— WHAT YOU HAVE TO DO —
Please copy the records below word for word, leaving out the pictures.

** Start DATA FOR THIS EXERCISE **

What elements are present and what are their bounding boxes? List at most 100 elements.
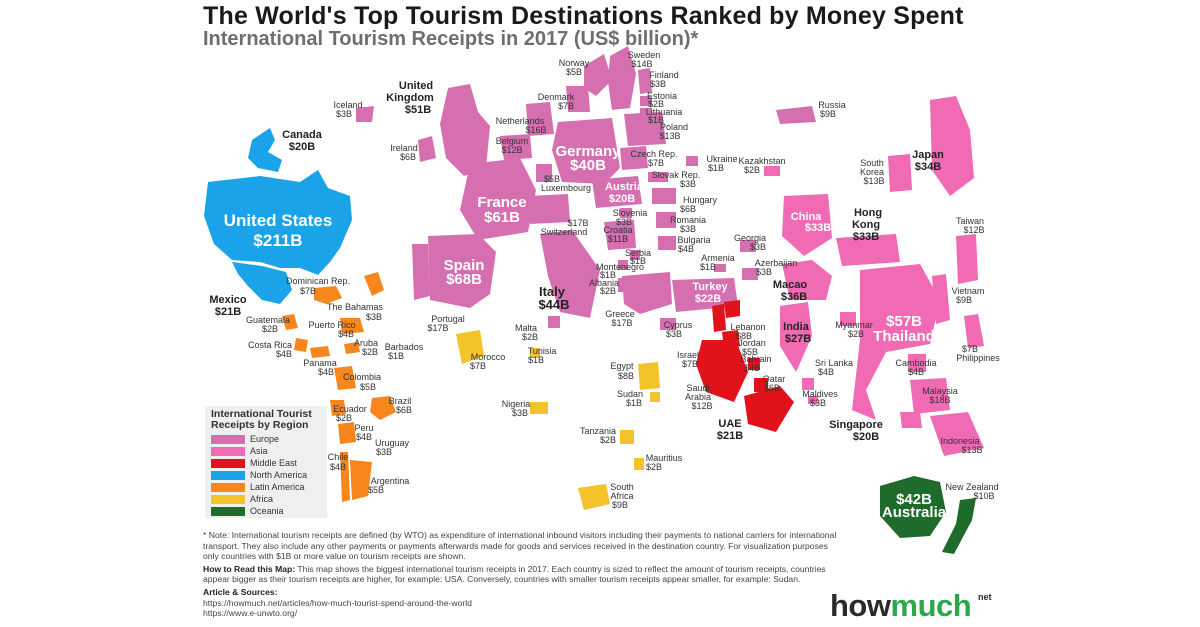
label-united-kingdom-2: Kingdom xyxy=(386,92,434,104)
label-iceland: Iceland xyxy=(333,100,362,110)
switzerland-shape xyxy=(528,194,570,224)
label-cambodia: Cambodia xyxy=(895,358,936,368)
label-uae: UAE xyxy=(718,418,741,430)
australia-shape xyxy=(880,476,946,538)
label-myanmar: Myanmar xyxy=(835,320,873,330)
tanzania-shape xyxy=(620,430,634,444)
label-armenia: Armenia xyxy=(701,253,735,263)
value-lebanon: $8B xyxy=(736,331,752,341)
value-uruguay: $3B xyxy=(376,447,392,457)
value-luxembourg: $5B xyxy=(544,174,560,184)
value-czech-rep: $7B xyxy=(648,158,664,168)
value-poland: $13B xyxy=(659,131,680,141)
montenegro-shape xyxy=(618,260,628,270)
value-ukraine: $1B xyxy=(708,163,724,173)
howmuch-logo[interactable]: howmuch xyxy=(830,588,972,624)
how-to-read: How to Read this Map: This map shows the… xyxy=(203,564,843,585)
value-peru: $4B xyxy=(356,432,372,442)
iceland-shape xyxy=(356,106,374,122)
value-lithuania: $1B xyxy=(648,115,664,125)
united-states-shape xyxy=(204,170,352,275)
label-sri-lanka: Sri Lanka xyxy=(815,358,853,368)
cambodia-shape xyxy=(908,354,926,372)
poland-shape xyxy=(624,112,666,146)
label-taiwan: Taiwan xyxy=(956,216,984,226)
value-israel: $7B xyxy=(682,359,698,369)
philippines-shape xyxy=(964,314,984,348)
label-colombia: Colombia xyxy=(343,372,381,382)
value-united-states: $211B xyxy=(253,231,302,250)
label-panama: Panama xyxy=(303,358,337,368)
label-austria: Austria xyxy=(605,181,644,193)
source-link-2[interactable]: https://www.e-unwto.org/ xyxy=(203,608,298,619)
logo-part-much: much xyxy=(890,588,972,623)
sudan-shape xyxy=(650,392,660,402)
bahamas-shape xyxy=(364,272,384,296)
value-aruba: $2B xyxy=(362,347,378,357)
value-colombia: $5B xyxy=(360,382,376,392)
denmark-shape xyxy=(566,86,590,112)
value-sweden: $14B xyxy=(631,59,652,69)
value-china: $33B xyxy=(805,222,831,234)
value-denmark: $7B xyxy=(558,101,574,111)
value-armenia: $1B xyxy=(700,262,716,272)
value-austria: $20B xyxy=(609,193,635,205)
legend-item-asia: Asia xyxy=(211,446,268,457)
canada-shape xyxy=(248,128,282,172)
value-mauritius: $2B xyxy=(646,462,662,472)
label-singapore: Singapore xyxy=(829,419,883,431)
value-south-korea: $13B xyxy=(863,176,884,186)
legend-swatch xyxy=(211,447,245,457)
vietnam-shape xyxy=(932,274,950,324)
label-thailand: Thailand xyxy=(873,328,935,345)
label-malta: Malta xyxy=(515,323,537,333)
label-canada: Canada xyxy=(282,129,323,141)
label-bulgaria: Bulgaria xyxy=(677,235,710,245)
value-cambodia: $4B xyxy=(908,367,924,377)
egypt-shape xyxy=(638,362,660,390)
value-montenegro: $1B xyxy=(600,270,616,280)
label-albania: Albania xyxy=(589,278,619,288)
label-netherlands: Netherlands xyxy=(496,116,545,126)
label-united-states: United States xyxy=(224,211,333,230)
value-albania: $2B xyxy=(600,286,616,296)
label-denmark: Denmark xyxy=(538,92,575,102)
label-china: China xyxy=(791,211,822,223)
myanmar-shape xyxy=(840,312,856,326)
label-belgium: Belgium xyxy=(496,136,529,146)
turkey-shape xyxy=(672,278,738,312)
legend-swatch xyxy=(211,471,245,481)
label-poland: Poland xyxy=(660,122,688,132)
value-bahamas: $3B xyxy=(366,312,382,322)
label-barbados: Barbados xyxy=(385,342,424,352)
legend-swatch xyxy=(211,495,245,505)
value-macao: $36B xyxy=(781,291,807,303)
label-nigeria: Nigeria xyxy=(502,399,531,409)
value-maldives: $3B xyxy=(810,398,826,408)
colombia-shape xyxy=(334,366,356,390)
united-kingdom-shape xyxy=(440,84,490,176)
label-spain: Spain xyxy=(444,257,485,274)
value-egypt: $8B xyxy=(618,371,634,381)
how-to-read-text: This map shows the biggest international… xyxy=(203,563,826,585)
cyprus-shape xyxy=(660,318,676,330)
logo-suffix: net xyxy=(978,592,992,602)
label-bahamas: The Bahamas xyxy=(327,302,384,312)
czech-rep-shape xyxy=(620,146,648,170)
value-puerto-rico: $4B xyxy=(338,329,354,339)
value-costa-rica: $4B xyxy=(276,349,292,359)
legend-label: Latin America xyxy=(250,482,305,492)
label-argentina: Argentina xyxy=(371,476,410,486)
source-link-1[interactable]: https://howmuch.net/articles/how-much-to… xyxy=(203,597,472,608)
label-romania: Romania xyxy=(670,215,706,225)
brazil-shape xyxy=(370,396,396,420)
singapore-shape xyxy=(900,412,922,428)
value-germany: $40B xyxy=(570,157,606,174)
value-netherlands: $16B xyxy=(525,125,546,135)
value-thailand: $57B xyxy=(886,313,922,330)
norway-shape xyxy=(584,54,612,96)
label-cyprus: Cyprus xyxy=(664,320,693,330)
label-lithuania: Lithuania xyxy=(646,107,683,117)
legend-swatch xyxy=(211,435,245,445)
chile-shape xyxy=(340,452,350,502)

** End DATA FOR THIS EXERCISE **

— TASK RESPONSE —
What elements are present and what are their bounding boxes? List at most 100 elements.
label-united-kingdom-2: Kingdom xyxy=(386,92,434,104)
label-iceland: Iceland xyxy=(333,100,362,110)
switzerland-shape xyxy=(528,194,570,224)
label-cambodia: Cambodia xyxy=(895,358,936,368)
label-uae: UAE xyxy=(718,418,741,430)
australia-shape xyxy=(880,476,946,538)
label-myanmar: Myanmar xyxy=(835,320,873,330)
tanzania-shape xyxy=(620,430,634,444)
label-armenia: Armenia xyxy=(701,253,735,263)
value-lebanon: $8B xyxy=(736,331,752,341)
value-uruguay: $3B xyxy=(376,447,392,457)
value-luxembourg: $5B xyxy=(544,174,560,184)
value-czech-rep: $7B xyxy=(648,158,664,168)
value-poland: $13B xyxy=(659,131,680,141)
montenegro-shape xyxy=(618,260,628,270)
value-ukraine: $1B xyxy=(708,163,724,173)
howmuch-logo[interactable]: howmuch xyxy=(830,588,972,624)
how-to-read: How to Read this Map: This map shows the… xyxy=(203,564,843,585)
value-peru: $4B xyxy=(356,432,372,442)
iceland-shape xyxy=(356,106,374,122)
value-lithuania: $1B xyxy=(648,115,664,125)
united-states-shape xyxy=(204,170,352,275)
label-sri-lanka: Sri Lanka xyxy=(815,358,853,368)
cambodia-shape xyxy=(908,354,926,372)
poland-shape xyxy=(624,112,666,146)
label-taiwan: Taiwan xyxy=(956,216,984,226)
value-israel: $7B xyxy=(682,359,698,369)
philippines-shape xyxy=(964,314,984,348)
label-colombia: Colombia xyxy=(343,372,381,382)
value-united-states: $211B xyxy=(253,231,302,250)
label-panama: Panama xyxy=(303,358,337,368)
label-austria: Austria xyxy=(605,181,644,193)
source-link-2[interactable]: https://www.e-unwto.org/ xyxy=(203,608,298,619)
logo-part-much: much xyxy=(890,588,972,623)
sudan-shape xyxy=(650,392,660,402)
bahamas-shape xyxy=(364,272,384,296)
value-aruba: $2B xyxy=(362,347,378,357)
value-colombia: $5B xyxy=(360,382,376,392)
denmark-shape xyxy=(566,86,590,112)
value-sweden: $14B xyxy=(631,59,652,69)
value-china: $33B xyxy=(805,222,831,234)
value-denmark: $7B xyxy=(558,101,574,111)
value-armenia: $1B xyxy=(700,262,716,272)
value-austria: $20B xyxy=(609,193,635,205)
legend-item-asia: Asia xyxy=(211,446,268,457)
canada-shape xyxy=(248,128,282,172)
value-mauritius: $2B xyxy=(646,462,662,472)
label-singapore: Singapore xyxy=(829,419,883,431)
value-south-korea: $13B xyxy=(863,176,884,186)
legend-swatch xyxy=(211,447,245,457)
vietnam-shape xyxy=(932,274,950,324)
label-thailand: Thailand xyxy=(873,328,935,345)
label-malta: Malta xyxy=(515,323,537,333)
label-canada: Canada xyxy=(282,129,323,141)
label-bulgaria: Bulgaria xyxy=(677,235,710,245)
value-cambodia: $4B xyxy=(908,367,924,377)
egypt-shape xyxy=(638,362,660,390)
value-montenegro: $1B xyxy=(600,270,616,280)
label-albania: Albania xyxy=(589,278,619,288)
label-netherlands: Netherlands xyxy=(496,116,545,126)
label-united-states: United States xyxy=(224,211,333,230)
value-albania: $2B xyxy=(600,286,616,296)
label-denmark: Denmark xyxy=(538,92,575,102)
label-china: China xyxy=(791,211,822,223)
myanmar-shape xyxy=(840,312,856,326)
label-belgium: Belgium xyxy=(496,136,529,146)
turkey-shape xyxy=(672,278,738,312)
legend-swatch xyxy=(211,471,245,481)
label-poland: Poland xyxy=(660,122,688,132)
value-bahamas: $3B xyxy=(366,312,382,322)
label-barbados: Barbados xyxy=(385,342,424,352)
legend-swatch xyxy=(211,495,245,505)
value-macao: $36B xyxy=(781,291,807,303)
label-nigeria: Nigeria xyxy=(502,399,531,409)
value-maldives: $3B xyxy=(810,398,826,408)
colombia-shape xyxy=(334,366,356,390)
united-kingdom-shape xyxy=(440,84,490,176)
label-spain: Spain xyxy=(444,257,485,274)
value-egypt: $8B xyxy=(618,371,634,381)
how-to-read-text: This map shows the biggest international… xyxy=(203,563,826,585)
cyprus-shape xyxy=(660,318,676,330)
logo-suffix: net xyxy=(978,592,992,602)
label-bahamas: The Bahamas xyxy=(327,302,384,312)
czech-rep-shape xyxy=(620,146,648,170)
value-puerto-rico: $4B xyxy=(338,329,354,339)
value-costa-rica: $4B xyxy=(276,349,292,359)
legend-label: Latin America xyxy=(250,482,305,492)
label-argentina: Argentina xyxy=(371,476,410,486)
source-link-1[interactable]: https://howmuch.net/articles/how-much-to… xyxy=(203,597,472,608)
label-romania: Romania xyxy=(670,215,706,225)
brazil-shape xyxy=(370,396,396,420)
singapore-shape xyxy=(900,412,922,428)
value-germany: $40B xyxy=(570,157,606,174)
value-netherlands: $16B xyxy=(525,125,546,135)
value-thailand: $57B xyxy=(886,313,922,330)
norway-shape xyxy=(584,54,612,96)
label-cyprus: Cyprus xyxy=(664,320,693,330)
label-lithuania: Lithuania xyxy=(646,107,683,117)
legend-swatch xyxy=(211,435,245,445)
chile-shape xyxy=(340,452,350,502)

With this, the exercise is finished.